EXERCISE DESCRIPTION
Among the records below, find each line that includes the string "this" and copy it.
-=-=-
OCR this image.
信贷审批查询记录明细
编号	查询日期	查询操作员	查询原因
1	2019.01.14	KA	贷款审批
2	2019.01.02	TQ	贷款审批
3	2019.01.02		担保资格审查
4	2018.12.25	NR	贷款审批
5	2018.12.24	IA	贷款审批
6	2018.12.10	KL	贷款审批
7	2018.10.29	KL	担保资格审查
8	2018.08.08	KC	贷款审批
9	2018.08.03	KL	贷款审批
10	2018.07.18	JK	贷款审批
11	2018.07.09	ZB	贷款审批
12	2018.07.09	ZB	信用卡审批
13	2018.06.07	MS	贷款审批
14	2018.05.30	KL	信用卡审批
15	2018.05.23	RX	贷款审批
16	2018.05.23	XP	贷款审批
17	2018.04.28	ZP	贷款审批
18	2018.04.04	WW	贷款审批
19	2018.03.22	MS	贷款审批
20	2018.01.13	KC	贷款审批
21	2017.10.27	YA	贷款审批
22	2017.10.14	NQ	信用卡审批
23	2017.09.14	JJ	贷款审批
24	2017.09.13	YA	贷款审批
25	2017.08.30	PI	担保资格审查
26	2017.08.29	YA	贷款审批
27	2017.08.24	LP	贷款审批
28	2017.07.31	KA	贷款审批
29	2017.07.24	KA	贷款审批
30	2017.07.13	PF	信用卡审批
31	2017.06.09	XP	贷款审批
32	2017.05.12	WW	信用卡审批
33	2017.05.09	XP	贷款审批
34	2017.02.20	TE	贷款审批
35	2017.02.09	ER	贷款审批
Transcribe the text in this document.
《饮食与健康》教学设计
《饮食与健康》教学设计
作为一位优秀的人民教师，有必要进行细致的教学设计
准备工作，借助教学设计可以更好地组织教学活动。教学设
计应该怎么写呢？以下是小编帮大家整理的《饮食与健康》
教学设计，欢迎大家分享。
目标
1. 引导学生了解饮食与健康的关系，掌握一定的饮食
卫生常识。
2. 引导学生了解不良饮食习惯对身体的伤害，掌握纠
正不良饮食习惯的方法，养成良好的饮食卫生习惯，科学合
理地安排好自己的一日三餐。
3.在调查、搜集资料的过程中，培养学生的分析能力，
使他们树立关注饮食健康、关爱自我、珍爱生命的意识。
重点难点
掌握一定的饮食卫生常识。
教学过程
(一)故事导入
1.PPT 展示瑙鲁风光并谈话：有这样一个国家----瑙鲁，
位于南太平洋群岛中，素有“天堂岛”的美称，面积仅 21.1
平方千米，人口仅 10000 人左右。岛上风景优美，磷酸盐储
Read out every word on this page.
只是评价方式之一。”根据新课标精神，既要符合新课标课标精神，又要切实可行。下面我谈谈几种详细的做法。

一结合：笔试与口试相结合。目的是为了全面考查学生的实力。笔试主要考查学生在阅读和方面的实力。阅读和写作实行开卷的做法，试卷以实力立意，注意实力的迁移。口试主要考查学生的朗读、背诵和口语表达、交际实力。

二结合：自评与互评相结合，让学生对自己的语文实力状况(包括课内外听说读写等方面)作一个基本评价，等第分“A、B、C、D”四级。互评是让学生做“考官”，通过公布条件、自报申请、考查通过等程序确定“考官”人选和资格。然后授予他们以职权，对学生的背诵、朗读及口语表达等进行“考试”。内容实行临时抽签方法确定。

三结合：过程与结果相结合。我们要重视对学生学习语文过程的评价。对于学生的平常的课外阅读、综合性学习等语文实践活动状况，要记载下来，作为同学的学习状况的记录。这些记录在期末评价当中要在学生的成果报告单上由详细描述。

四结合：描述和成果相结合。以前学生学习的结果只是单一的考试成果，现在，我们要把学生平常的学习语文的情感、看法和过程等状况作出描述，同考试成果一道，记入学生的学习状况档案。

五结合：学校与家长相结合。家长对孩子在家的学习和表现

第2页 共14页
-=-=-
EXPECTED OUTPUT
OCR this image.
Transcribe the text in this document.
Read out every word on this page.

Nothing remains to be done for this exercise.